Work to do:
Some lines in the records below may hold the word "изготовления"; give the number of those lines and nothing else.

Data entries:
* Begin *

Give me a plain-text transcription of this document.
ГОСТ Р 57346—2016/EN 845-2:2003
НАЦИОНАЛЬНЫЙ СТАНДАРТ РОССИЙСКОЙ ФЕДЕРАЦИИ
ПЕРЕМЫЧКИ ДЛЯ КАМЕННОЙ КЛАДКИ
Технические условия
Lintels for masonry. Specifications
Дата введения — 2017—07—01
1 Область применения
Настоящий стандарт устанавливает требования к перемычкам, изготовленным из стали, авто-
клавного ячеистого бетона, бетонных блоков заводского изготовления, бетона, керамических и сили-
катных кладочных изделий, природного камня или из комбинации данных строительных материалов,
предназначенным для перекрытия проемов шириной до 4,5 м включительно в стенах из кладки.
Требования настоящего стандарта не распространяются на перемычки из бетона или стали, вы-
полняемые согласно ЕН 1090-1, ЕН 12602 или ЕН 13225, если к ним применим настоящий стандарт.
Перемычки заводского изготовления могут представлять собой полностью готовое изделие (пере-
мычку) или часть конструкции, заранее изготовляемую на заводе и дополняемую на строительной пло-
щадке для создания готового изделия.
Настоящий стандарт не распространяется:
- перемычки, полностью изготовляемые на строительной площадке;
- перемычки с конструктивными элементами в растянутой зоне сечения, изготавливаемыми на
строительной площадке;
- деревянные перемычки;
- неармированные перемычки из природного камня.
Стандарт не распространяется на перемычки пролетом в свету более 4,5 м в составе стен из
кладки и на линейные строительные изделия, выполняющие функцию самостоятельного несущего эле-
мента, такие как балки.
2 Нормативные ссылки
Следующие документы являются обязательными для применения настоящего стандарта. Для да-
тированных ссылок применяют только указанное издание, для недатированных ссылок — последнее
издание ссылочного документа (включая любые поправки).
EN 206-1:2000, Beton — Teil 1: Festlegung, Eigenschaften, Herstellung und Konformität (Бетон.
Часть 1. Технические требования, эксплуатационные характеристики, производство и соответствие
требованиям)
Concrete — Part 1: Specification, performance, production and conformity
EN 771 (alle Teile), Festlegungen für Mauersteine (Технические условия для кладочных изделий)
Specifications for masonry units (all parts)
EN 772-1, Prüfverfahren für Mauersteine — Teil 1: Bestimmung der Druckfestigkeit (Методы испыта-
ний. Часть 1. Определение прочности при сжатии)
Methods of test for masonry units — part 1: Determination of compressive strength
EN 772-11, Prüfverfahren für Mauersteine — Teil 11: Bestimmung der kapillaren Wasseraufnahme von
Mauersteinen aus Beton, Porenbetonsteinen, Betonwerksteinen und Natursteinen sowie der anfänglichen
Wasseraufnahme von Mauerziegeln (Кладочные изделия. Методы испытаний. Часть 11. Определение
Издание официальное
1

* End *
* Begin *

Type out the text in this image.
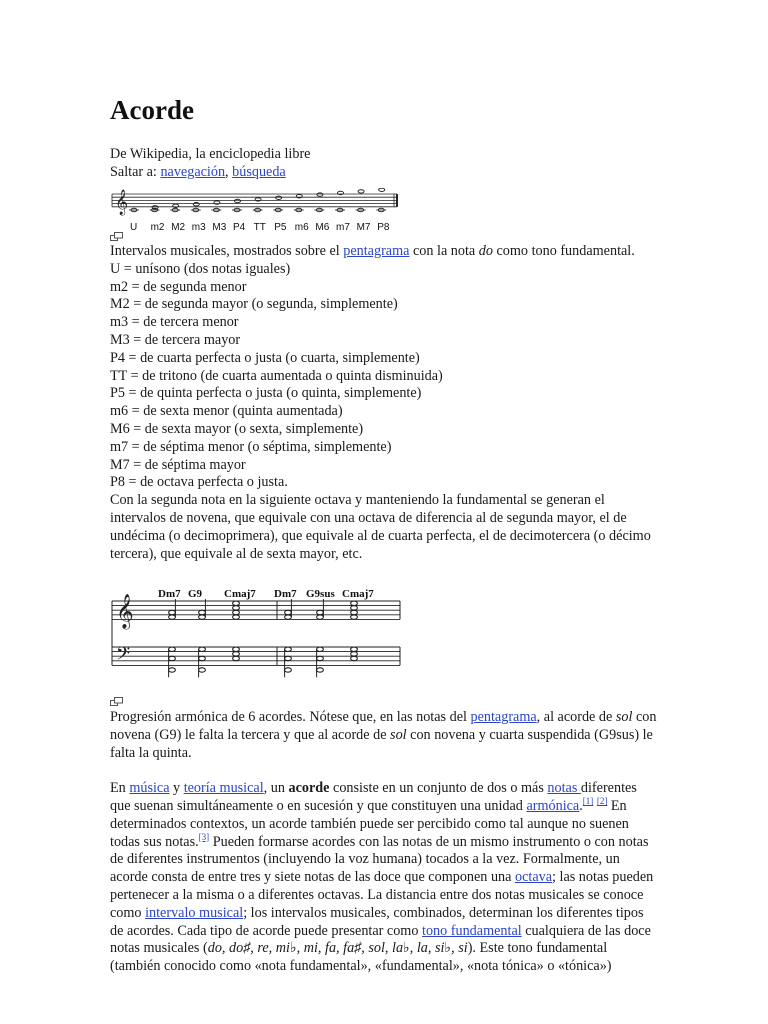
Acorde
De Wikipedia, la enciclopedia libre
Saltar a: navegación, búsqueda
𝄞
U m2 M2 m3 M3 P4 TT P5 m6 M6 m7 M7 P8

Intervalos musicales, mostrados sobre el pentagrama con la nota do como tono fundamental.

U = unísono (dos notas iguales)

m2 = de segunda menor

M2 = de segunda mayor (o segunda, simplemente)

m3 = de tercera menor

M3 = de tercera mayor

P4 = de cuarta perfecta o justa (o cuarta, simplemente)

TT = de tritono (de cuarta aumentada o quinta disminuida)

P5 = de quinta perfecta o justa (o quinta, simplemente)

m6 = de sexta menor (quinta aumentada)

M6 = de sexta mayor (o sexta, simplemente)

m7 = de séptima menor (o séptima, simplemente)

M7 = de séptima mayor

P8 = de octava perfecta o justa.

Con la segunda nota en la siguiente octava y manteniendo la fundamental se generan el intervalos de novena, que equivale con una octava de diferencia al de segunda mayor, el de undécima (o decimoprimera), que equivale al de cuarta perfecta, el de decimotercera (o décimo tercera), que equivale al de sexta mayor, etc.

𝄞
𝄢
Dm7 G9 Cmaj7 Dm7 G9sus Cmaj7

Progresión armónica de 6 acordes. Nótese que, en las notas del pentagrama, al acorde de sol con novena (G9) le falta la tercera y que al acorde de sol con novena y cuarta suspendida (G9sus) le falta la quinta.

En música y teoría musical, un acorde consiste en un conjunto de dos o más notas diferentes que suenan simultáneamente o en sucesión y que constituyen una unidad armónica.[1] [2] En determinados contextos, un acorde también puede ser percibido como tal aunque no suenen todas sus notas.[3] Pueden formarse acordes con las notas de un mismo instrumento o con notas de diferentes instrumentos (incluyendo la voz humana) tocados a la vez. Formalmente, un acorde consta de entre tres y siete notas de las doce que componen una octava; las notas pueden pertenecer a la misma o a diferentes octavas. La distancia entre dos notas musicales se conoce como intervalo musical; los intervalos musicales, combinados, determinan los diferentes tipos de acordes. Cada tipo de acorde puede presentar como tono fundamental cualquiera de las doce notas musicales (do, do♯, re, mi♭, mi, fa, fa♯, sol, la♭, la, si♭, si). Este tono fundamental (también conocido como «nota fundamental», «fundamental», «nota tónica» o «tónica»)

* End *
* Begin *

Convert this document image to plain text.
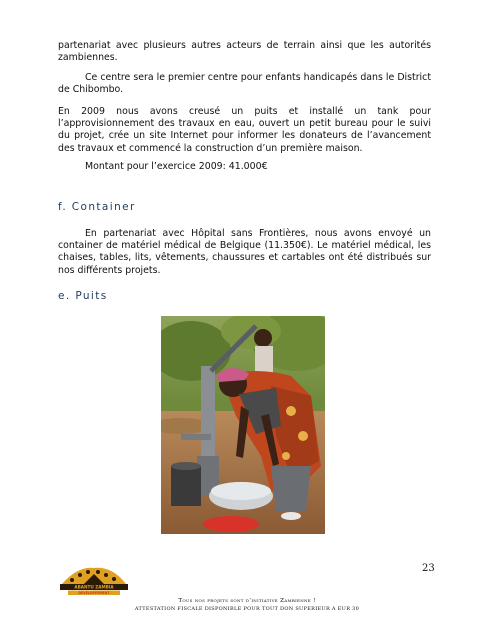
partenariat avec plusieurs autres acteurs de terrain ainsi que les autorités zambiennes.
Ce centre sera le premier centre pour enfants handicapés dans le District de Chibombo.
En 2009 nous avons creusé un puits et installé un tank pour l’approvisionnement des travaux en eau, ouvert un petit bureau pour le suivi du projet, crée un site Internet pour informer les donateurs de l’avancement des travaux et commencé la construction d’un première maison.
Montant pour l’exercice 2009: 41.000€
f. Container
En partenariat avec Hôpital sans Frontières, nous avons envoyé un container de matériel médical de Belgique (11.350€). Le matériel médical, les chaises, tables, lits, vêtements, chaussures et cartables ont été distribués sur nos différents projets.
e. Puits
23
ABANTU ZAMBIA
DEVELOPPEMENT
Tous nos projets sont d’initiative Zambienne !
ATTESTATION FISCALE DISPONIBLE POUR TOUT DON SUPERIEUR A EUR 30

* End *

Solution for this task:
2